[Your goal] If a line in the entries below includes the string "Qing", copy it out.

Records from a dataset:
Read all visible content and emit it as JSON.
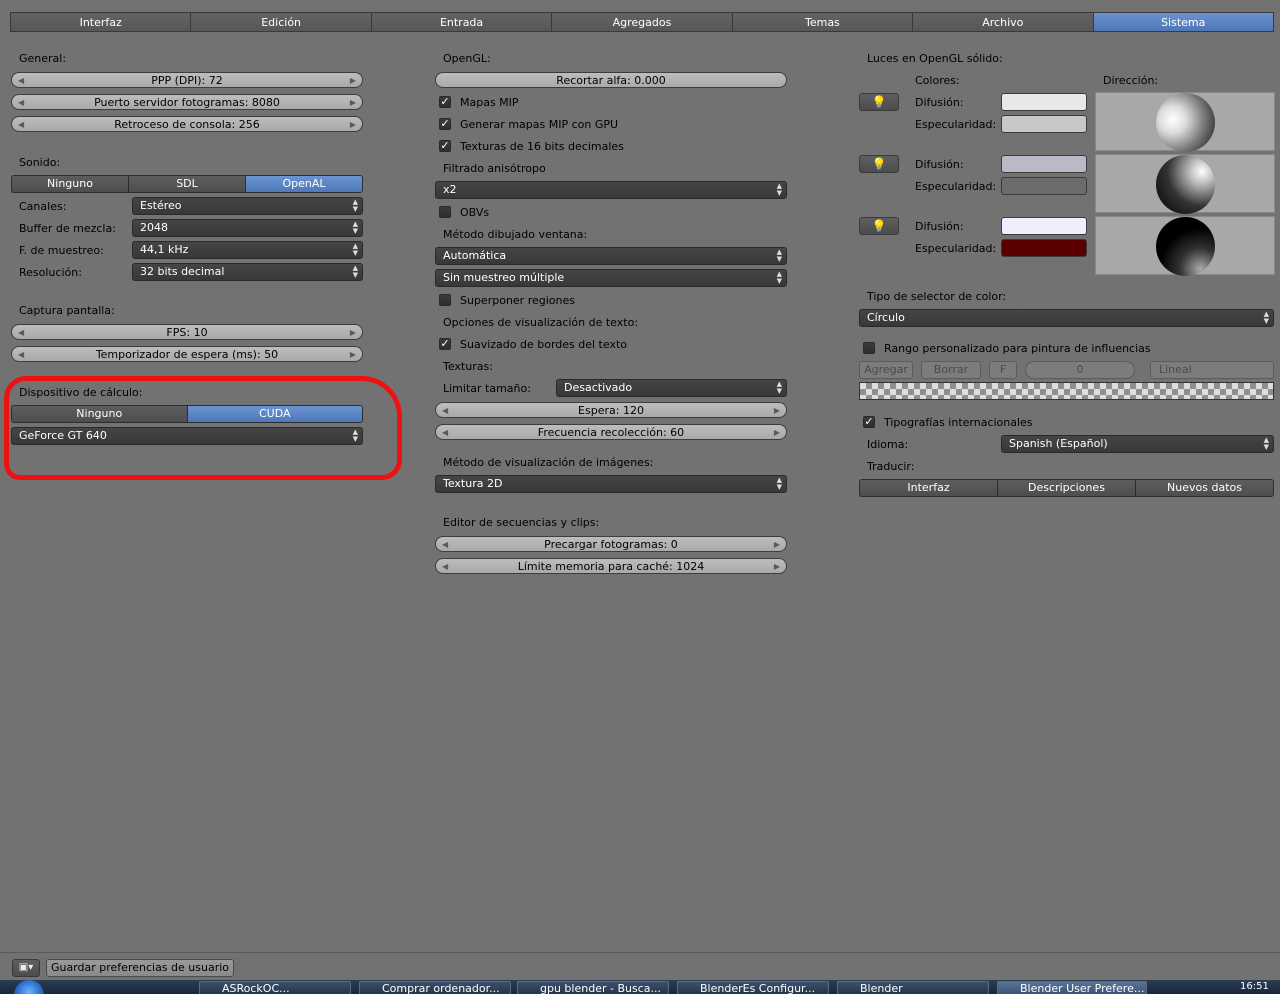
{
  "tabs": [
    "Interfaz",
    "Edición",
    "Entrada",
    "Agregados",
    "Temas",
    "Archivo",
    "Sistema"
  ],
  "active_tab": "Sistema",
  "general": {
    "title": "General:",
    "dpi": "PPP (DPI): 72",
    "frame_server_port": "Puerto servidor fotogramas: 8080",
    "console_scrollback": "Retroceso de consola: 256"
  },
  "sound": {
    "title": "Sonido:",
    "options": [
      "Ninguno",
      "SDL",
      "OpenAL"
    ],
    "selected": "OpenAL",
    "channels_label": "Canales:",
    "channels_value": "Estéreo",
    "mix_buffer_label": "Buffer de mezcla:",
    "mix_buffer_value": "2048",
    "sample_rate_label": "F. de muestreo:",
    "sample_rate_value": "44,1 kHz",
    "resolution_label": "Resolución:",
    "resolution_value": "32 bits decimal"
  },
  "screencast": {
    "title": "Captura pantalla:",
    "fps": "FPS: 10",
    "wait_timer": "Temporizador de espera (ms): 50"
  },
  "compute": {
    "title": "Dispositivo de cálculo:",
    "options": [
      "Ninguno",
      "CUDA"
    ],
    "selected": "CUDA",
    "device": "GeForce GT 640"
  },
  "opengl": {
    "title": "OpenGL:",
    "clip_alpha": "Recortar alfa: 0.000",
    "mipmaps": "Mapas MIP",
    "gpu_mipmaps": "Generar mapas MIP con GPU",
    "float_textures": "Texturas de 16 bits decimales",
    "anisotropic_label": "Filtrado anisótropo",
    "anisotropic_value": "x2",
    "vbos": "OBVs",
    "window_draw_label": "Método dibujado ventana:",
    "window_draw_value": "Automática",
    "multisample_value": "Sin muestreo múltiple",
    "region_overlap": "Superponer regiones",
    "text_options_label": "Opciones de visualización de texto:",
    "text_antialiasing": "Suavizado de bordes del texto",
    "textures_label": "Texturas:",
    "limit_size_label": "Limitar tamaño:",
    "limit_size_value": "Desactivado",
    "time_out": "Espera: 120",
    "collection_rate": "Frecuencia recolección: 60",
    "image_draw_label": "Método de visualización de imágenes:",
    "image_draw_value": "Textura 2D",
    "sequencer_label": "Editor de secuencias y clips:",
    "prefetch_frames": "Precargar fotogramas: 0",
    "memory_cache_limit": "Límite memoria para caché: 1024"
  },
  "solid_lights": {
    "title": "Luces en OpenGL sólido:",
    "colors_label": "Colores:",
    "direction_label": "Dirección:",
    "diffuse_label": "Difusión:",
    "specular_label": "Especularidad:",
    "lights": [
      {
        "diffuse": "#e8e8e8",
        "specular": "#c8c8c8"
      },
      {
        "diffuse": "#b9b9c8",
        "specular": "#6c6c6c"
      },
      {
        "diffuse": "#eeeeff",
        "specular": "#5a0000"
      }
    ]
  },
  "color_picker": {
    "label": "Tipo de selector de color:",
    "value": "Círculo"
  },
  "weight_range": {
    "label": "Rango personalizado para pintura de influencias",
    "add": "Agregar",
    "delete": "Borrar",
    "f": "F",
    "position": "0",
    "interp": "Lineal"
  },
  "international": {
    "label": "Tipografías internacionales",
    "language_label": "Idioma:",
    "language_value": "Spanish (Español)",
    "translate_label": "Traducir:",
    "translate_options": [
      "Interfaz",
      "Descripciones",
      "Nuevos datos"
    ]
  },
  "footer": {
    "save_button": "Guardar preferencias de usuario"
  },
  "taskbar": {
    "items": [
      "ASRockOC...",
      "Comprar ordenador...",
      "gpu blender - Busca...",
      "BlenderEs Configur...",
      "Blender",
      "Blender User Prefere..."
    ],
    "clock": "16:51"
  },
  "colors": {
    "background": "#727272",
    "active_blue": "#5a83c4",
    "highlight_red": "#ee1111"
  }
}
--
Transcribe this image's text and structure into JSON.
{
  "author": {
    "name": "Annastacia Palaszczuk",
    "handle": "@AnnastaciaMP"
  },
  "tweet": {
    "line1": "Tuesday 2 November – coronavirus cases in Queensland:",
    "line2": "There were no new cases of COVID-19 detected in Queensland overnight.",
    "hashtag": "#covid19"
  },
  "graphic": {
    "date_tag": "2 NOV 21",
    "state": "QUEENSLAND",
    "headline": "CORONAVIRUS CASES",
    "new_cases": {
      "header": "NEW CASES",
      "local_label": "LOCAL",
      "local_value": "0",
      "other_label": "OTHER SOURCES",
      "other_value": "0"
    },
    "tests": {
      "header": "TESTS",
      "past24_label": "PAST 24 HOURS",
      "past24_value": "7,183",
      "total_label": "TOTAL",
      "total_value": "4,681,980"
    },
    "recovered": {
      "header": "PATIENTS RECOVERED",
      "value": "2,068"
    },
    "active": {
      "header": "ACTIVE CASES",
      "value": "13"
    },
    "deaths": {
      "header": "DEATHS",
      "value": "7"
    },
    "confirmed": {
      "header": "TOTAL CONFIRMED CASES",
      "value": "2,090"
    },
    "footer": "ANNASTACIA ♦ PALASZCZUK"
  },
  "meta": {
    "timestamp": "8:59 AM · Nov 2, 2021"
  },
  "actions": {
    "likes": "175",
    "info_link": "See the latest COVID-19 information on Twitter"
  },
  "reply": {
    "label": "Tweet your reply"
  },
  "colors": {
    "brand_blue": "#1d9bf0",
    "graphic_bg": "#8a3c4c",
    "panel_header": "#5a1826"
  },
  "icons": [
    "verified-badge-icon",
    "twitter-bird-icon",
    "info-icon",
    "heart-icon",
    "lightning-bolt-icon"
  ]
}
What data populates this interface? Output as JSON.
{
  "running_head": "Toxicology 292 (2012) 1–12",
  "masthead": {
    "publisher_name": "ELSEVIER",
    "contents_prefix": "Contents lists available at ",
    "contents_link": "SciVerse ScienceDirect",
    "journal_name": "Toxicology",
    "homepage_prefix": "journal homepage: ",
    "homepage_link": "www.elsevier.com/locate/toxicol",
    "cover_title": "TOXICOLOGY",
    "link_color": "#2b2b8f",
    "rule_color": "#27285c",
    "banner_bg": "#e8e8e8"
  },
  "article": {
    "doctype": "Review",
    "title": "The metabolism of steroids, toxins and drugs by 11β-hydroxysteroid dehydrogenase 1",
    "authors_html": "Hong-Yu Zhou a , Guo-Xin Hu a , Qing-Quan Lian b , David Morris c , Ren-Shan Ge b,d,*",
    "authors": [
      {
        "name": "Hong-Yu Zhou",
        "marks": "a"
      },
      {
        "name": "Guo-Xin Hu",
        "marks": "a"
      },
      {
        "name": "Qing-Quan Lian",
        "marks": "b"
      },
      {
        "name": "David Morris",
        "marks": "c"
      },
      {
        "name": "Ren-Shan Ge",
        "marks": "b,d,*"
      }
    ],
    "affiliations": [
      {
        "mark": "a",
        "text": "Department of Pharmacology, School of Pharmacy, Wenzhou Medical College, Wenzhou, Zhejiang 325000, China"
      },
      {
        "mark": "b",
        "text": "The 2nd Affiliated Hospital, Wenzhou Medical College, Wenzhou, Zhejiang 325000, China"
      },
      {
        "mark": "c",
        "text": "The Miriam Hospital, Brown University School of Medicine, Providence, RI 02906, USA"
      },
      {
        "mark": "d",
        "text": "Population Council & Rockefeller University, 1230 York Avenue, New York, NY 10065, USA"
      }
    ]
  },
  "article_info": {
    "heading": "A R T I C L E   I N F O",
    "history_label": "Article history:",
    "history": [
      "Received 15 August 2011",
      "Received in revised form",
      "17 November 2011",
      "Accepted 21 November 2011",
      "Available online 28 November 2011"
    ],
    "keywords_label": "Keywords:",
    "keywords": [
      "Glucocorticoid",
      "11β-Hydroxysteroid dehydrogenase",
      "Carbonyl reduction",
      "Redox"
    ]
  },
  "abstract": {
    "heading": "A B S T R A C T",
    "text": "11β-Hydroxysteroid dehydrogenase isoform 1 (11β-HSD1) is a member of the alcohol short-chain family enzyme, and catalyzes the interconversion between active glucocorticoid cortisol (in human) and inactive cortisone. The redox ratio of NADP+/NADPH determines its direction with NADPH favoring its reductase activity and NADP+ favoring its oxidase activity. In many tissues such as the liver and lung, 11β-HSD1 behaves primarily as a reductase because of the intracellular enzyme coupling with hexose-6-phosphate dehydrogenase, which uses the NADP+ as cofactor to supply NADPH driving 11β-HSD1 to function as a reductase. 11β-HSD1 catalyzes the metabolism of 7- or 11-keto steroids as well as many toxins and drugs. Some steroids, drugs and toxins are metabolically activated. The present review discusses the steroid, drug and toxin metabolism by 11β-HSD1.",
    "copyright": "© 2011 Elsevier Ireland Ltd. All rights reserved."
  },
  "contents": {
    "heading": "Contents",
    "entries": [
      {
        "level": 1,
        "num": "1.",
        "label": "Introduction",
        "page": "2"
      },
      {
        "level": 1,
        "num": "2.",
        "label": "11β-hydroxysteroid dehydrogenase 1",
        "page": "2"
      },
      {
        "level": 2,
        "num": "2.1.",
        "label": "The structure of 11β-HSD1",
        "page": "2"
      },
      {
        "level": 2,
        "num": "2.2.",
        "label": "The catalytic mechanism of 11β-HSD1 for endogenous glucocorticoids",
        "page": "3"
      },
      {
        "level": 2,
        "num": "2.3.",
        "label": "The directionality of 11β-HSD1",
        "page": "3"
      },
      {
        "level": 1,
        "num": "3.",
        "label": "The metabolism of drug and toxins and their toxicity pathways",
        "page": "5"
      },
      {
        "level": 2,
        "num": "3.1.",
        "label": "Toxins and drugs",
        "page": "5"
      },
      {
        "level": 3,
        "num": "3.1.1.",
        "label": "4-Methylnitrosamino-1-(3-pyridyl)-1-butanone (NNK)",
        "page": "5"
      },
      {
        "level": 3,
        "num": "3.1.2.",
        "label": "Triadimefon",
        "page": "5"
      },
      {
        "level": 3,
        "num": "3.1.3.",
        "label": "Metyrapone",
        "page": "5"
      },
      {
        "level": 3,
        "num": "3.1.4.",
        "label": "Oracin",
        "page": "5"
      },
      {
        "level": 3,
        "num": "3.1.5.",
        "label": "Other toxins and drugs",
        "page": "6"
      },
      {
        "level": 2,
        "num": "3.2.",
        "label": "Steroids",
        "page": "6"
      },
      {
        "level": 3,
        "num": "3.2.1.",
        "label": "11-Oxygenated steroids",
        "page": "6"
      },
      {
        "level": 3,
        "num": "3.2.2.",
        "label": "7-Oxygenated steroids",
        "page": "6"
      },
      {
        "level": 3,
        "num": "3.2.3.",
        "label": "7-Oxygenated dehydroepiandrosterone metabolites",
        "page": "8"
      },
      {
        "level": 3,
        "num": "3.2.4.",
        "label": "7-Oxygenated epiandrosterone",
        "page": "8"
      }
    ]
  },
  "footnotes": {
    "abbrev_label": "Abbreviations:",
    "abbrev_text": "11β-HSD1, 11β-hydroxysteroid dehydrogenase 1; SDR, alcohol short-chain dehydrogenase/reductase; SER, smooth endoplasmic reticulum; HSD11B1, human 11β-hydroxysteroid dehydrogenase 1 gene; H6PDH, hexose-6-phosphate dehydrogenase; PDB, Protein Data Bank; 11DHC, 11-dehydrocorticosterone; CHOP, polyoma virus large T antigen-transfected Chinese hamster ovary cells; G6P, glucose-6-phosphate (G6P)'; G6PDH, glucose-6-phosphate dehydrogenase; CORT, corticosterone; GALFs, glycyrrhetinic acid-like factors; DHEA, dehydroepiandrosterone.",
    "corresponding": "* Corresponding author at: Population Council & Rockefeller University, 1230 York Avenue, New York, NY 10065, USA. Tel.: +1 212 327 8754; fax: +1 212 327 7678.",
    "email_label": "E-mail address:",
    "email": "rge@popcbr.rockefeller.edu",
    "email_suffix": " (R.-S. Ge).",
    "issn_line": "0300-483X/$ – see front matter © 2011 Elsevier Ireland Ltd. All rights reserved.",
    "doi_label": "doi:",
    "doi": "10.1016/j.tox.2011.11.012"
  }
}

[Task solution]
    "authors_html": "Hong-Yu Zhou a , Guo-Xin Hu a , Qing-Quan Lian b , David Morris c , Ren-Shan Ge b,d,*",
        "name": "Qing-Quan Lian",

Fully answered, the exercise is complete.